TASK TO COMPLETE: Copy the lines verbatim, everything from the line containing "icon-glyph: ❄ — [533, 430, 546, 443]" down to the end of the rows, and leave the pictures out of your answer.

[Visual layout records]
-------
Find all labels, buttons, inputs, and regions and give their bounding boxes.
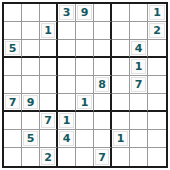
cell-r2c7[interactable] xyxy=(112,22,130,40)
cell-r4c9[interactable] xyxy=(148,58,166,76)
given-digit: 5 xyxy=(23,131,38,146)
cell-r1c2[interactable] xyxy=(22,4,40,22)
cell-r5c7[interactable] xyxy=(112,76,130,94)
cell-r7c9[interactable] xyxy=(148,112,166,130)
cell-r2c3[interactable]: 1 xyxy=(40,22,58,40)
cell-r9c5[interactable] xyxy=(76,148,94,166)
cell-r4c6[interactable] xyxy=(94,58,112,76)
cell-r9c7[interactable] xyxy=(112,148,130,166)
cell-r3c5[interactable] xyxy=(76,40,94,58)
cell-r1c4[interactable]: 3 xyxy=(58,4,76,22)
cell-r5c5[interactable] xyxy=(76,76,94,94)
given-digit: 7 xyxy=(131,77,146,92)
cell-r8c9[interactable] xyxy=(148,130,166,148)
given-digit: 2 xyxy=(149,23,165,38)
cell-r5c3[interactable] xyxy=(40,76,58,94)
cell-r2c6[interactable] xyxy=(94,22,112,40)
cell-r7c4[interactable]: 1 xyxy=(58,112,76,130)
cell-r1c7[interactable] xyxy=(112,4,130,22)
cell-r9c3[interactable]: 2 xyxy=(40,148,58,166)
cell-r5c1[interactable] xyxy=(4,76,22,94)
cell-r2c2[interactable] xyxy=(22,22,40,40)
cell-r4c1[interactable] xyxy=(4,58,22,76)
cell-r8c5[interactable] xyxy=(76,130,94,148)
cell-r4c8[interactable]: 1 xyxy=(130,58,148,76)
cell-r9c4[interactable] xyxy=(58,148,76,166)
cell-r4c3[interactable] xyxy=(40,58,58,76)
given-digit: 3 xyxy=(59,5,74,20)
given-digit: 8 xyxy=(95,77,109,92)
cell-r2c8[interactable] xyxy=(130,22,148,40)
given-digit: 1 xyxy=(77,95,92,109)
cell-r2c1[interactable] xyxy=(4,22,22,40)
cell-r8c6[interactable] xyxy=(94,130,112,148)
cell-r6c1[interactable]: 7 xyxy=(4,94,22,112)
cell-r6c6[interactable] xyxy=(94,94,112,112)
cell-r9c6[interactable]: 7 xyxy=(94,148,112,166)
given-digit: 7 xyxy=(5,95,20,109)
cell-r9c1[interactable] xyxy=(4,148,22,166)
given-digit: 9 xyxy=(77,5,92,20)
cell-r4c2[interactable] xyxy=(22,58,40,76)
cell-r5c8[interactable]: 7 xyxy=(130,76,148,94)
cell-r3c2[interactable] xyxy=(22,40,40,58)
cell-r3c9[interactable] xyxy=(148,40,166,58)
cell-r6c7[interactable] xyxy=(112,94,130,112)
cell-r9c2[interactable] xyxy=(22,148,40,166)
cell-r8c1[interactable] xyxy=(4,130,22,148)
cell-r7c2[interactable] xyxy=(22,112,40,130)
cell-r3c3[interactable] xyxy=(40,40,58,58)
cell-r7c7[interactable] xyxy=(112,112,130,130)
cell-r1c3[interactable] xyxy=(40,4,58,22)
cell-r3c4[interactable] xyxy=(58,40,76,58)
given-digit: 4 xyxy=(59,131,74,146)
cell-r1c8[interactable] xyxy=(130,4,148,22)
cell-r7c6[interactable] xyxy=(94,112,112,130)
sudoku-board: 39112541877917154127 xyxy=(2,2,168,168)
cell-r7c3[interactable]: 7 xyxy=(40,112,58,130)
given-digit: 7 xyxy=(95,149,109,165)
cell-r2c9[interactable]: 2 xyxy=(148,22,166,40)
cell-r5c4[interactable] xyxy=(58,76,76,94)
cell-r6c4[interactable] xyxy=(58,94,76,112)
cell-r6c9[interactable] xyxy=(148,94,166,112)
cell-r5c9[interactable] xyxy=(148,76,166,94)
cell-r6c2[interactable]: 9 xyxy=(22,94,40,112)
cell-r1c5[interactable]: 9 xyxy=(76,4,94,22)
cell-r8c2[interactable]: 5 xyxy=(22,130,40,148)
cell-r3c7[interactable] xyxy=(112,40,130,58)
cell-r5c6[interactable]: 8 xyxy=(94,76,112,94)
cell-r7c5[interactable] xyxy=(76,112,94,130)
cell-r6c3[interactable] xyxy=(40,94,58,112)
given-digit: 1 xyxy=(59,113,74,128)
cell-r6c5[interactable]: 1 xyxy=(76,94,94,112)
given-digit: 5 xyxy=(5,41,20,55)
given-digit: 1 xyxy=(41,23,55,38)
cell-r4c4[interactable] xyxy=(58,58,76,76)
given-digit: 1 xyxy=(149,5,165,20)
given-digit: 4 xyxy=(131,41,146,55)
given-digit: 1 xyxy=(113,131,128,146)
cell-r4c5[interactable] xyxy=(76,58,94,76)
given-digit: 9 xyxy=(23,95,38,109)
cell-r1c9[interactable]: 1 xyxy=(148,4,166,22)
cell-r9c9[interactable] xyxy=(148,148,166,166)
cell-r3c8[interactable]: 4 xyxy=(130,40,148,58)
cell-r8c7[interactable]: 1 xyxy=(112,130,130,148)
cell-r3c1[interactable]: 5 xyxy=(4,40,22,58)
cell-r9c8[interactable] xyxy=(130,148,148,166)
cell-r2c4[interactable] xyxy=(58,22,76,40)
cell-r8c3[interactable] xyxy=(40,130,58,148)
cell-r2c5[interactable] xyxy=(76,22,94,40)
cell-r7c1[interactable] xyxy=(4,112,22,130)
cell-r7c8[interactable] xyxy=(130,112,148,130)
cell-r8c4[interactable]: 4 xyxy=(58,130,76,148)
cell-r3c6[interactable] xyxy=(94,40,112,58)
given-digit: 2 xyxy=(41,149,55,165)
given-digit: 1 xyxy=(131,59,146,74)
cell-r1c6[interactable] xyxy=(94,4,112,22)
cell-r6c8[interactable] xyxy=(130,94,148,112)
cell-r5c2[interactable] xyxy=(22,76,40,94)
cell-r8c8[interactable] xyxy=(130,130,148,148)
cell-r4c7[interactable] xyxy=(112,58,130,76)
given-digit: 7 xyxy=(41,113,55,128)
cell-r1c1[interactable] xyxy=(4,4,22,22)
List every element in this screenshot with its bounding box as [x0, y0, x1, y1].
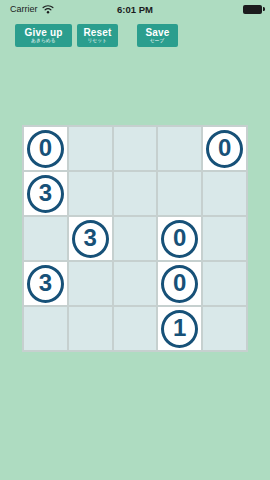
clue-cell[interactable]: 1	[158, 307, 201, 350]
clue-circle: 0	[206, 130, 243, 168]
clock: 6:01 PM	[0, 0, 270, 18]
empty-cell[interactable]	[158, 172, 201, 215]
clue-circle: 0	[161, 265, 198, 303]
empty-cell[interactable]	[203, 307, 246, 350]
empty-cell[interactable]	[158, 127, 201, 170]
reset-sublabel: リセット	[88, 38, 108, 44]
empty-cell[interactable]	[69, 172, 112, 215]
clue-circle: 3	[27, 175, 64, 213]
clue-circle: 3	[72, 220, 109, 258]
empty-cell[interactable]	[114, 217, 157, 260]
save-sublabel: セーブ	[150, 38, 165, 44]
give-up-button[interactable]: Give up あきらめる	[15, 24, 72, 47]
empty-cell[interactable]	[69, 307, 112, 350]
empty-cell[interactable]	[114, 262, 157, 305]
empty-cell[interactable]	[69, 262, 112, 305]
clue-cell[interactable]: 0	[24, 127, 67, 170]
status-bar: Carrier 6:01 PM	[0, 0, 270, 18]
give-up-label: Give up	[24, 27, 62, 38]
clue-cell[interactable]: 3	[24, 172, 67, 215]
empty-cell[interactable]	[114, 127, 157, 170]
clue-circle: 3	[27, 265, 64, 303]
empty-cell[interactable]	[69, 127, 112, 170]
empty-cell[interactable]	[114, 172, 157, 215]
empty-cell[interactable]	[203, 262, 246, 305]
reset-button[interactable]: Reset リセット	[77, 24, 118, 47]
battery-area	[243, 0, 262, 18]
clue-circle: 1	[161, 310, 198, 348]
give-up-sublabel: あきらめる	[31, 38, 56, 44]
toolbar: Give up あきらめる Reset リセット Save セーブ	[15, 24, 178, 47]
battery-icon	[243, 5, 262, 14]
empty-cell[interactable]	[24, 217, 67, 260]
clue-circle: 0	[27, 130, 64, 168]
clue-circle: 0	[161, 220, 198, 258]
empty-cell[interactable]	[24, 307, 67, 350]
clue-cell[interactable]: 3	[24, 262, 67, 305]
clue-cell[interactable]: 3	[69, 217, 112, 260]
clue-cell[interactable]: 0	[158, 217, 201, 260]
empty-cell[interactable]	[203, 172, 246, 215]
save-label: Save	[145, 27, 169, 38]
puzzle-board: 00330301	[22, 125, 248, 352]
clue-cell[interactable]: 0	[203, 127, 246, 170]
save-button[interactable]: Save セーブ	[137, 24, 178, 47]
empty-cell[interactable]	[203, 217, 246, 260]
empty-cell[interactable]	[114, 307, 157, 350]
reset-label: Reset	[83, 27, 111, 38]
clue-cell[interactable]: 0	[158, 262, 201, 305]
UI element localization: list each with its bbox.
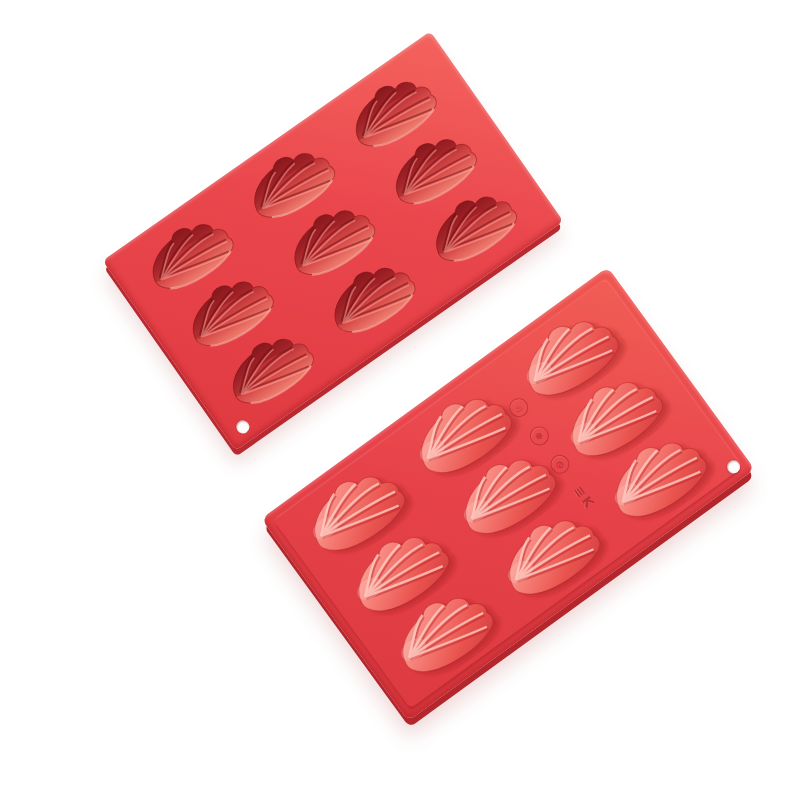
icon-glyph: ❄ — [533, 430, 546, 443]
product-photo: ♨ ❄ ⊘ ≡K — [0, 0, 800, 800]
icon-glyph: ⊘ — [553, 458, 566, 471]
icon-glyph: ♨ — [512, 401, 525, 414]
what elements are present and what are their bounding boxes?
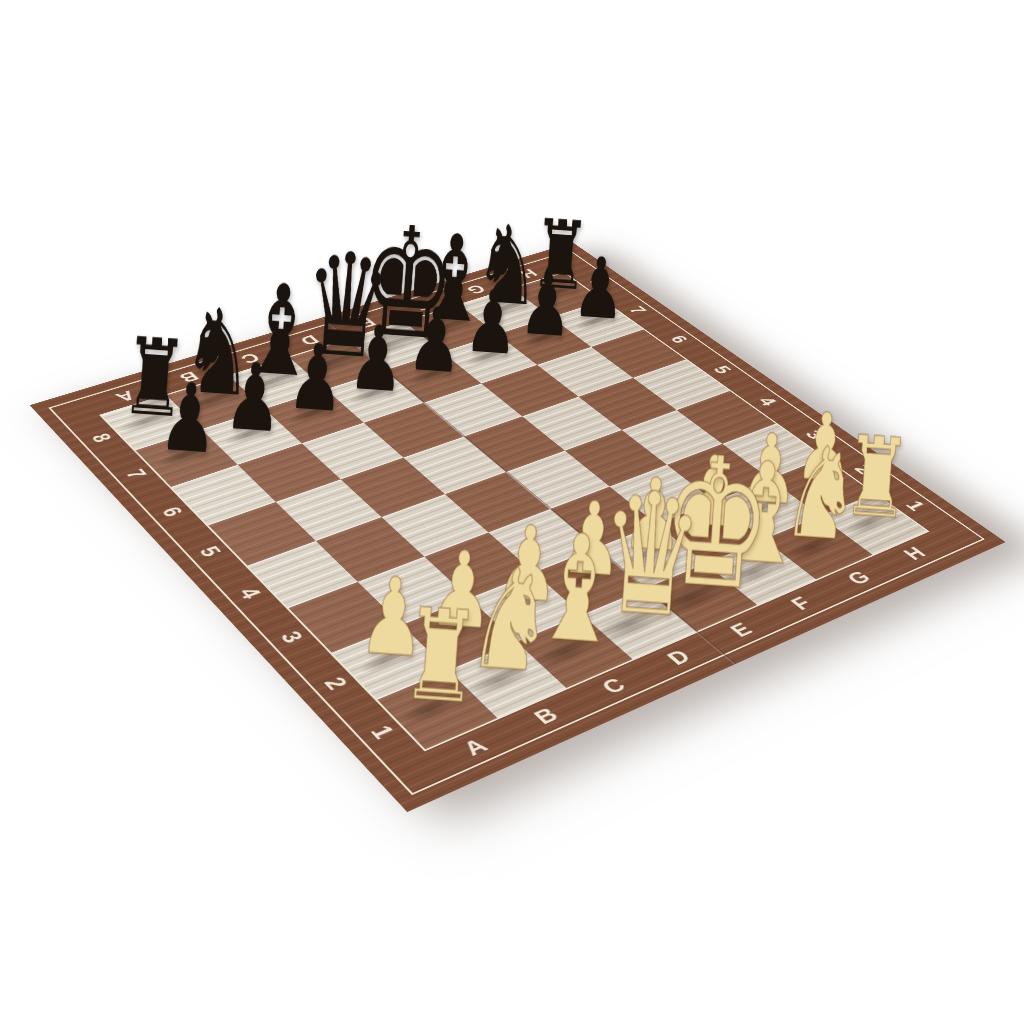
white-rook-icon: ♜ — [390, 603, 492, 710]
photo-scene: ABCDEFGH ABCDEFGH 87654321 87654321 ♜♞♝♛… — [0, 0, 1024, 1024]
black-pawn-icon: ♟ — [146, 378, 233, 459]
chessboard: ABCDEFGH ABCDEFGH 87654321 87654321 ♜♞♝♛… — [30, 242, 1006, 812]
perspective-camera: ABCDEFGH ABCDEFGH 87654321 87654321 ♜♞♝♛… — [0, 0, 1024, 1024]
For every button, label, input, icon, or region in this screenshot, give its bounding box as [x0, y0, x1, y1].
-------
TASK ANSWER:
icon-glyph: ❄ — [533, 430, 546, 443]
product-photo: ♨ ❄ ⊘ ≡K — [0, 0, 800, 800]
icon-glyph: ⊘ — [553, 458, 566, 471]
icon-glyph: ♨ — [512, 401, 525, 414]
what elements are present and what are their bounding boxes?
white-rook-icon: ♜ — [390, 603, 492, 710]
photo-scene: ABCDEFGH ABCDEFGH 87654321 87654321 ♜♞♝♛… — [0, 0, 1024, 1024]
black-pawn-icon: ♟ — [146, 378, 233, 459]
chessboard: ABCDEFGH ABCDEFGH 87654321 87654321 ♜♞♝♛… — [30, 242, 1006, 812]
perspective-camera: ABCDEFGH ABCDEFGH 87654321 87654321 ♜♞♝♛… — [0, 0, 1024, 1024]
For every button, label, input, icon, or region in this screenshot, give its bounding box as [x0, y0, x1, y1].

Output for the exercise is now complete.